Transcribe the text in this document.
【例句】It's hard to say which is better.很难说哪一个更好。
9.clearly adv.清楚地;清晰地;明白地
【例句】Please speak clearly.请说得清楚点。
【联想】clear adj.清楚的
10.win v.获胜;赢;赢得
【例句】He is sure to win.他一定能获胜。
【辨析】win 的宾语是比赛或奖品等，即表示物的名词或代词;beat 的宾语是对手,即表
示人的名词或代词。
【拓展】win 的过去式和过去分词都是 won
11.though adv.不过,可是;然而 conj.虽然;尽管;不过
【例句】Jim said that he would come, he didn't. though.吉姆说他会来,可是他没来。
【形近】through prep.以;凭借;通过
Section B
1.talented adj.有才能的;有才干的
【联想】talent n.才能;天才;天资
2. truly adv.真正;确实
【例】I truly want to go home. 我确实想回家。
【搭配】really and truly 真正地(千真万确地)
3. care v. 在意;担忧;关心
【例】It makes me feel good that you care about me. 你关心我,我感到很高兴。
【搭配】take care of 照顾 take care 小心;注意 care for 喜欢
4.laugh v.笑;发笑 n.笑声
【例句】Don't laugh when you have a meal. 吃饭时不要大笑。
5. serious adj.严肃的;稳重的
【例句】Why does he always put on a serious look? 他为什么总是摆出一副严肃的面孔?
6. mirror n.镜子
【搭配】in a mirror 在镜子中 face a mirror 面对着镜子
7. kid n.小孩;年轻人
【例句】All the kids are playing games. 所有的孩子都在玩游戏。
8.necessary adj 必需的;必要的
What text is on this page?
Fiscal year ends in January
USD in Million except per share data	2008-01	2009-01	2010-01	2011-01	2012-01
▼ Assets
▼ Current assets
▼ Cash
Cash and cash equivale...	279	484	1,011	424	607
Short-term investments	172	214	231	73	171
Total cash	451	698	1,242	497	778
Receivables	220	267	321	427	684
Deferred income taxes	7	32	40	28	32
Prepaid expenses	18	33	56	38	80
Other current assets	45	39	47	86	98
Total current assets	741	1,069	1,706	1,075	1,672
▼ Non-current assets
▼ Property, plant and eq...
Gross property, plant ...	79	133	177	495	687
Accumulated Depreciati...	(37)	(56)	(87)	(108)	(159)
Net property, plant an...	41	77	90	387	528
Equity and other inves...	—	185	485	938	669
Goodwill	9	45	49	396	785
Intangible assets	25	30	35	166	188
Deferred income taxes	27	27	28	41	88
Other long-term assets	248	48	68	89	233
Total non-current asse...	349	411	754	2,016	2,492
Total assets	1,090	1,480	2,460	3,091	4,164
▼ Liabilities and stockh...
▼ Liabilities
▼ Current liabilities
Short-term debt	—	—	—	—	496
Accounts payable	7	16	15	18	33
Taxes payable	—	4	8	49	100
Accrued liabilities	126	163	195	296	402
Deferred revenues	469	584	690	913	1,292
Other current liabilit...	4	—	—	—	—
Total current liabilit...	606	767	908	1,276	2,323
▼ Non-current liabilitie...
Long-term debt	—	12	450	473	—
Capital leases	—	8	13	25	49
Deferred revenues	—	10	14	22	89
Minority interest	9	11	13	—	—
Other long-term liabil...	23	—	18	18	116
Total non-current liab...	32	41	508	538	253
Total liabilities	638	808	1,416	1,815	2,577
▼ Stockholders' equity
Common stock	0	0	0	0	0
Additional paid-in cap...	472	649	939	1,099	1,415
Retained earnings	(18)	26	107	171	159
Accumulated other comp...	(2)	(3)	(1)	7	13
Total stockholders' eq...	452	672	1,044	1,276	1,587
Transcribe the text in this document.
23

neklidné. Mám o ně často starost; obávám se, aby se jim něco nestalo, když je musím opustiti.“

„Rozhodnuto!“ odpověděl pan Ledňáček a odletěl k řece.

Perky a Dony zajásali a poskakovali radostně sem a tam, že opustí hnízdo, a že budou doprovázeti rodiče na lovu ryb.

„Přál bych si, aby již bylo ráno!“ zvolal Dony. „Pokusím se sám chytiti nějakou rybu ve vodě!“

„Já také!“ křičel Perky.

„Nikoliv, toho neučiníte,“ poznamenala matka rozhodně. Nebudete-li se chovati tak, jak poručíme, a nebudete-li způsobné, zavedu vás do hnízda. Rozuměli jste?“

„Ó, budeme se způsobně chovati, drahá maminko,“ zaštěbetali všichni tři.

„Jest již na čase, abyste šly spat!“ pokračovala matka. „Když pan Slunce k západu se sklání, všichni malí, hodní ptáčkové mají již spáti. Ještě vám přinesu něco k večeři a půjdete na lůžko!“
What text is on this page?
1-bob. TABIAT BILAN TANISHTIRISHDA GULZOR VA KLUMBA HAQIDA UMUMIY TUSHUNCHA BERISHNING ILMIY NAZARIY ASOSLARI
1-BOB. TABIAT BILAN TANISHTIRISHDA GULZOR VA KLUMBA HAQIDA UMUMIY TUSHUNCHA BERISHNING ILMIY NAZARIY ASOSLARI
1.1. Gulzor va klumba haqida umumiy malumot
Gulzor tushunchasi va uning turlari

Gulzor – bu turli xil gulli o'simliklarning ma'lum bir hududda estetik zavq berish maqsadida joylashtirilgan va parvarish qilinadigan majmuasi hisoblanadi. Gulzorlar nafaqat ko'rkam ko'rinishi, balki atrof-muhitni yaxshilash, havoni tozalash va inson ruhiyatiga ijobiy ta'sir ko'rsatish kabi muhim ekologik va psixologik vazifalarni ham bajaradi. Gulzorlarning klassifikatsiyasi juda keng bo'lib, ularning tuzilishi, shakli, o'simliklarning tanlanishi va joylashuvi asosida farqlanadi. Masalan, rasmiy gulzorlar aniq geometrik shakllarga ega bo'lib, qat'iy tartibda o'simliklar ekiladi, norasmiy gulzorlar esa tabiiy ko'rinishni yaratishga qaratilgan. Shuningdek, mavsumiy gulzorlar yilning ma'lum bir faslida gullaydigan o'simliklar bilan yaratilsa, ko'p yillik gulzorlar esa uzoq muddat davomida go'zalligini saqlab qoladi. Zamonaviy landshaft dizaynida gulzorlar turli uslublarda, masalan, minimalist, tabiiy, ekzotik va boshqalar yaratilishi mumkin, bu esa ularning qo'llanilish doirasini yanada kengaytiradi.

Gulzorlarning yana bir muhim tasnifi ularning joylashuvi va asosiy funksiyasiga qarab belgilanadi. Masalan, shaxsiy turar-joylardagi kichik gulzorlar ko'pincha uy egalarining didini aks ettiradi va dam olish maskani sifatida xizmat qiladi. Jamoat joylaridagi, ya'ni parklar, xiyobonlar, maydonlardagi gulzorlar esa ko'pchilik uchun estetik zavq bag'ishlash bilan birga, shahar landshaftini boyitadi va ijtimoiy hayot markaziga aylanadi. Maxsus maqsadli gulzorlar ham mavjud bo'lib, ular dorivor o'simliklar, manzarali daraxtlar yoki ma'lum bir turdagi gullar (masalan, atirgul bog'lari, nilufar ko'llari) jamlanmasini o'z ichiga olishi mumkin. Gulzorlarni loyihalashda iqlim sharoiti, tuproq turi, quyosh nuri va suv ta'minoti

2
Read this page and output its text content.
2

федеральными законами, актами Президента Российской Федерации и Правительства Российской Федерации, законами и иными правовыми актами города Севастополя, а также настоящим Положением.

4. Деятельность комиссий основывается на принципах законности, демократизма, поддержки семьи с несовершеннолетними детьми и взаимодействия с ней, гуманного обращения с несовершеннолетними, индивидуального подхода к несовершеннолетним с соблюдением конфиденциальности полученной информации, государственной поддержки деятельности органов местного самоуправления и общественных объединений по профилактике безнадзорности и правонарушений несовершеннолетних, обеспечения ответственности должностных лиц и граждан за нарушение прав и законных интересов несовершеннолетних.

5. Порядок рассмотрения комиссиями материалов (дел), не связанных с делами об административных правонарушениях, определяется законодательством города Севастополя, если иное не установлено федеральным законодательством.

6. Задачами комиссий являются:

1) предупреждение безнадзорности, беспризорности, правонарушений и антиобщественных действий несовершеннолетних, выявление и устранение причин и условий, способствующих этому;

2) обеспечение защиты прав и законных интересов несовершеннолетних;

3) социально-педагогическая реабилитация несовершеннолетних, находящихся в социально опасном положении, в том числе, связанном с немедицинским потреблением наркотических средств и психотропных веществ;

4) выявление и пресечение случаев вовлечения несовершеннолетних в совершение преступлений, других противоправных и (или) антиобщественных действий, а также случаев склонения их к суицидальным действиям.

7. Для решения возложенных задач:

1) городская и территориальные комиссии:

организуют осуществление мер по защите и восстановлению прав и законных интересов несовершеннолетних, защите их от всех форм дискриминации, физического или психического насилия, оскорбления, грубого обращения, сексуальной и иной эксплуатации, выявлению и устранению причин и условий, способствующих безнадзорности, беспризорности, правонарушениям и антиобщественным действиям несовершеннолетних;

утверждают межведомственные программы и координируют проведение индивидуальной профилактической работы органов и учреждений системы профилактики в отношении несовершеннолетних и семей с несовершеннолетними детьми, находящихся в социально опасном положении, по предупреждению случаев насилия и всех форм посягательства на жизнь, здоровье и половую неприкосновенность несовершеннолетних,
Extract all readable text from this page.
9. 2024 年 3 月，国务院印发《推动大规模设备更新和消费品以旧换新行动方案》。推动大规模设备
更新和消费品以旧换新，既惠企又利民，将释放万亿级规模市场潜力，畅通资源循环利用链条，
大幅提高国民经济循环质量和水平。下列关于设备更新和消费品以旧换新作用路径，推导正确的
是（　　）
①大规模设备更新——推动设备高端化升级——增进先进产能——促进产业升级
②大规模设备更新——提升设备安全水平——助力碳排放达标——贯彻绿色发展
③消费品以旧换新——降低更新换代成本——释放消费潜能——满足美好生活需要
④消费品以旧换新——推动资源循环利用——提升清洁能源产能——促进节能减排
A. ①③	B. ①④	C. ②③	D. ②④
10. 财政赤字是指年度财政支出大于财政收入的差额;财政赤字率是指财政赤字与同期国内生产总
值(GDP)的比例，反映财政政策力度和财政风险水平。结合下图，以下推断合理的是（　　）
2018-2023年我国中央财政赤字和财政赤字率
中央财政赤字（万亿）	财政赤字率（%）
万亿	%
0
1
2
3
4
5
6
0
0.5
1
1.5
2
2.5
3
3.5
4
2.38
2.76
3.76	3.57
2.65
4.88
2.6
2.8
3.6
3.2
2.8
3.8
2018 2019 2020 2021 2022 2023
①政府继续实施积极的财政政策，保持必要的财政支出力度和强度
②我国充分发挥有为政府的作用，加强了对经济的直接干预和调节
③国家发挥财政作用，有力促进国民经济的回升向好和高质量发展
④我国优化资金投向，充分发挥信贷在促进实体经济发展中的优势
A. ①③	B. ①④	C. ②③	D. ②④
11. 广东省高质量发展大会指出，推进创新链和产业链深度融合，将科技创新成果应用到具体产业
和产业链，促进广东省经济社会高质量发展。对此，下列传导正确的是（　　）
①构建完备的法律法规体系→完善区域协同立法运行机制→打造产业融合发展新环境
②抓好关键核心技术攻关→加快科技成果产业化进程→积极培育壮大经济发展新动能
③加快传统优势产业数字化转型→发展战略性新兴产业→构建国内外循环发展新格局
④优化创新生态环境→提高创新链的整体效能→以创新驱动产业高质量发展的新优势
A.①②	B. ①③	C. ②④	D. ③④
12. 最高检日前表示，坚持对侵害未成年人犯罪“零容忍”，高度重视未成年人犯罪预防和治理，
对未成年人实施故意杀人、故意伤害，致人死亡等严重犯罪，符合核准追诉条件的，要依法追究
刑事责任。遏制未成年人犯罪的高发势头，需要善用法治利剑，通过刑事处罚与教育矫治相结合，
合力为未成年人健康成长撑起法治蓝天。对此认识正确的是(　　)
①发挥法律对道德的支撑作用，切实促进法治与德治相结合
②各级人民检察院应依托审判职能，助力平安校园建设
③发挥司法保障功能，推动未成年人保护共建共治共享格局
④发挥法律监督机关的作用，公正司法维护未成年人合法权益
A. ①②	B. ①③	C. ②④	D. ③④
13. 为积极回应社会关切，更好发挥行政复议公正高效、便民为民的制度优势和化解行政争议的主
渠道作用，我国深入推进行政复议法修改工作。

----

* WHAT YOU SHOULD DO
Across the data above, how many lines include the word "выявление"? Give only the count.

* RESULT BELOW
2